▶ _Records that describe figures_:
# # # # # # #

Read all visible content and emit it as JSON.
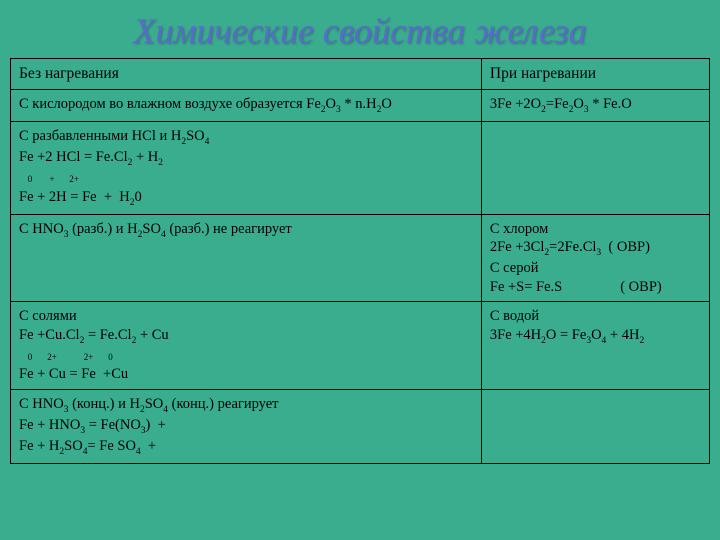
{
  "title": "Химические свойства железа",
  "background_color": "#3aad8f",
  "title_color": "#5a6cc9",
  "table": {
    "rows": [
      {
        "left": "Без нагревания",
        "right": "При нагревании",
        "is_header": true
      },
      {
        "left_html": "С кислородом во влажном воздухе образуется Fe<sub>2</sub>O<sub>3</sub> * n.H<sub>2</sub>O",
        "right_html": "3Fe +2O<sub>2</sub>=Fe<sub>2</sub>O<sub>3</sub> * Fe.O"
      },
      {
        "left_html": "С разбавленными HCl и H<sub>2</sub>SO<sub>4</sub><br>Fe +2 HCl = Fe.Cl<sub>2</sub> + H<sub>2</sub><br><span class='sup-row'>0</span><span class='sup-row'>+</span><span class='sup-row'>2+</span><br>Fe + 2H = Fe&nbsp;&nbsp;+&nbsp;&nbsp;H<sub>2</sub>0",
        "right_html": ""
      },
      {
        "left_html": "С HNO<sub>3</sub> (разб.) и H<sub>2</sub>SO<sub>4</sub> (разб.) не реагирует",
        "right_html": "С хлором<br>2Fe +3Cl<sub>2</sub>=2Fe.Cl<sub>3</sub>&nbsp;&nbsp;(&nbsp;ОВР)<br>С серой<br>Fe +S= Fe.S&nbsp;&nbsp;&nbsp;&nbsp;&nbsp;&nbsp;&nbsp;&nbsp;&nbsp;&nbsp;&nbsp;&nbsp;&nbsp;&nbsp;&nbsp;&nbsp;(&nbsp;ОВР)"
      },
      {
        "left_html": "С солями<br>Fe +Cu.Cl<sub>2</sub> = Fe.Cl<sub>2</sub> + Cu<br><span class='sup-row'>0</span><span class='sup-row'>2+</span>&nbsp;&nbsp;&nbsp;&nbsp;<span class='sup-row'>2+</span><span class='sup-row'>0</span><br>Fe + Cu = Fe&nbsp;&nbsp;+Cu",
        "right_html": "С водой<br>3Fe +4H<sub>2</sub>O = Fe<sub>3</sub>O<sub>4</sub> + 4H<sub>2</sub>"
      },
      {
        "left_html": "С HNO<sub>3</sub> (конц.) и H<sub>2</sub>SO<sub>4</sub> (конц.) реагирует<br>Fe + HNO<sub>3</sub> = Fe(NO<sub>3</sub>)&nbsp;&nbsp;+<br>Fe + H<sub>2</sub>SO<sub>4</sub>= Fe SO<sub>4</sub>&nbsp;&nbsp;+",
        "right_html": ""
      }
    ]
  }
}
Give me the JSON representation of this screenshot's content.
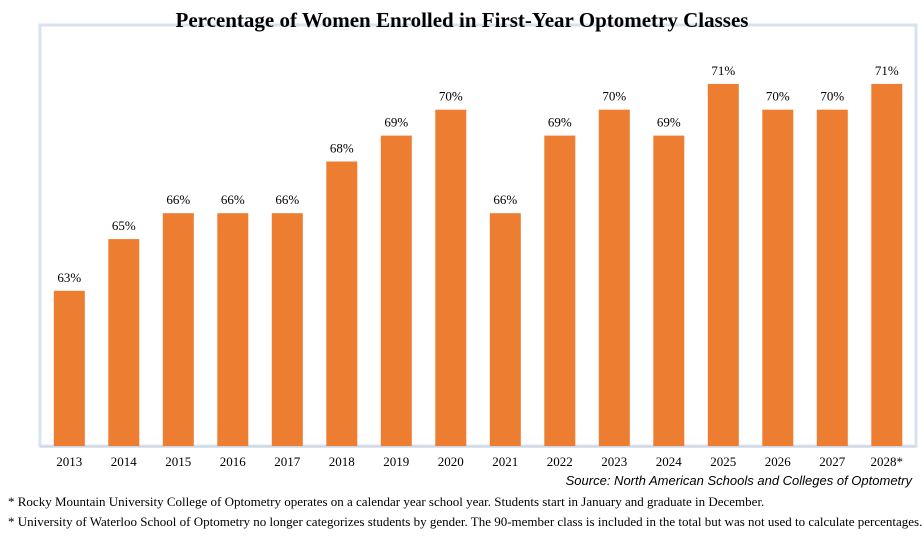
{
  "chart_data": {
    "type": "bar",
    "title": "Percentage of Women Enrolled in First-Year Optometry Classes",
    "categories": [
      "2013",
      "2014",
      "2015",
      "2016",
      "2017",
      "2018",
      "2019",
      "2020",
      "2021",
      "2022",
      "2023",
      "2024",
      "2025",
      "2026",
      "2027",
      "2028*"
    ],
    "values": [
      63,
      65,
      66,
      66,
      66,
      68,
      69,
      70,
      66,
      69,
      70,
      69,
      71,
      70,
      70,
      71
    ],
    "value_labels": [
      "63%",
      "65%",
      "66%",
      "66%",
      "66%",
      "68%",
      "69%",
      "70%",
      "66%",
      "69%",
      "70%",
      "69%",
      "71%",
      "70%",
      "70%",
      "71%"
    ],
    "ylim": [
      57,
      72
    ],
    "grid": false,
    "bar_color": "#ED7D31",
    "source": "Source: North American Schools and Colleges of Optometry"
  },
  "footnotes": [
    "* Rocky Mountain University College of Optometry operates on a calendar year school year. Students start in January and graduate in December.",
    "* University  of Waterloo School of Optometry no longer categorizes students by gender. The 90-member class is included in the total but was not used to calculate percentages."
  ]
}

# # # # # # #

▶ _WHAT TO DO_: Except for the pictures, copy the material above exactly.

▶ _EXERCISE SOLUTION_:
Read all visible content and emit it as JSON.
{
  "title": "Химические свойства железа",
  "background_color": "#3aad8f",
  "title_color": "#5a6cc9",
  "table": {
    "rows": [
      {
        "left": "Без нагревания",
        "right": "При нагревании",
        "is_header": true
      },
      {
        "left_html": "С кислородом во влажном воздухе образуется Fe<sub>2</sub>O<sub>3</sub> * n.H<sub>2</sub>O",
        "right_html": "3Fe +2O<sub>2</sub>=Fe<sub>2</sub>O<sub>3</sub> * Fe.O"
      },
      {
        "left_html": "С разбавленными HCl и H<sub>2</sub>SO<sub>4</sub><br>Fe +2 HCl = Fe.Cl<sub>2</sub> + H<sub>2</sub><br><span class='sup-row'>0</span><span class='sup-row'>+</span><span class='sup-row'>2+</span><br>Fe + 2H = Fe&nbsp;&nbsp;+&nbsp;&nbsp;H<sub>2</sub>0",
        "right_html": ""
      },
      {
        "left_html": "С HNO<sub>3</sub> (разб.) и H<sub>2</sub>SO<sub>4</sub> (разб.) не реагирует",
        "right_html": "С хлором<br>2Fe +3Cl<sub>2</sub>=2Fe.Cl<sub>3</sub>&nbsp;&nbsp;(&nbsp;ОВР)<br>С серой<br>Fe +S= Fe.S&nbsp;&nbsp;&nbsp;&nbsp;&nbsp;&nbsp;&nbsp;&nbsp;&nbsp;&nbsp;&nbsp;&nbsp;&nbsp;&nbsp;&nbsp;&nbsp;(&nbsp;ОВР)"
      },
      {
        "left_html": "С солями<br>Fe +Cu.Cl<sub>2</sub> = Fe.Cl<sub>2</sub> + Cu<br><span class='sup-row'>0</span><span class='sup-row'>2+</span>&nbsp;&nbsp;&nbsp;&nbsp;<span class='sup-row'>2+</span><span class='sup-row'>0</span><br>Fe + Cu = Fe&nbsp;&nbsp;+Cu",
        "right_html": "С водой<br>3Fe +4H<sub>2</sub>O = Fe<sub>3</sub>O<sub>4</sub> + 4H<sub>2</sub>"
      },
      {
        "left_html": "С HNO<sub>3</sub> (конц.) и H<sub>2</sub>SO<sub>4</sub> (конц.) реагирует<br>Fe + HNO<sub>3</sub> = Fe(NO<sub>3</sub>)&nbsp;&nbsp;+<br>Fe + H<sub>2</sub>SO<sub>4</sub>= Fe SO<sub>4</sub>&nbsp;&nbsp;+",
        "right_html": ""
      }
    ]
  }
}
Give me the JSON representation of this screenshot's content.
{
  "chart_data": {
    "type": "bar",
    "title": "Percentage of Women Enrolled in First-Year Optometry Classes",
    "categories": [
      "2013",
      "2014",
      "2015",
      "2016",
      "2017",
      "2018",
      "2019",
      "2020",
      "2021",
      "2022",
      "2023",
      "2024",
      "2025",
      "2026",
      "2027",
      "2028*"
    ],
    "values": [
      63,
      65,
      66,
      66,
      66,
      68,
      69,
      70,
      66,
      69,
      70,
      69,
      71,
      70,
      70,
      71
    ],
    "value_labels": [
      "63%",
      "65%",
      "66%",
      "66%",
      "66%",
      "68%",
      "69%",
      "70%",
      "66%",
      "69%",
      "70%",
      "69%",
      "71%",
      "70%",
      "70%",
      "71%"
    ],
    "ylim": [
      57,
      72
    ],
    "grid": false,
    "bar_color": "#ED7D31",
    "source": "Source: North American Schools and Colleges of Optometry"
  },
  "footnotes": [
    "* Rocky Mountain University College of Optometry operates on a calendar year school year. Students start in January and graduate in December.",
    "* University  of Waterloo School of Optometry no longer categorizes students by gender. The 90-member class is included in the total but was not used to calculate percentages."
  ]
}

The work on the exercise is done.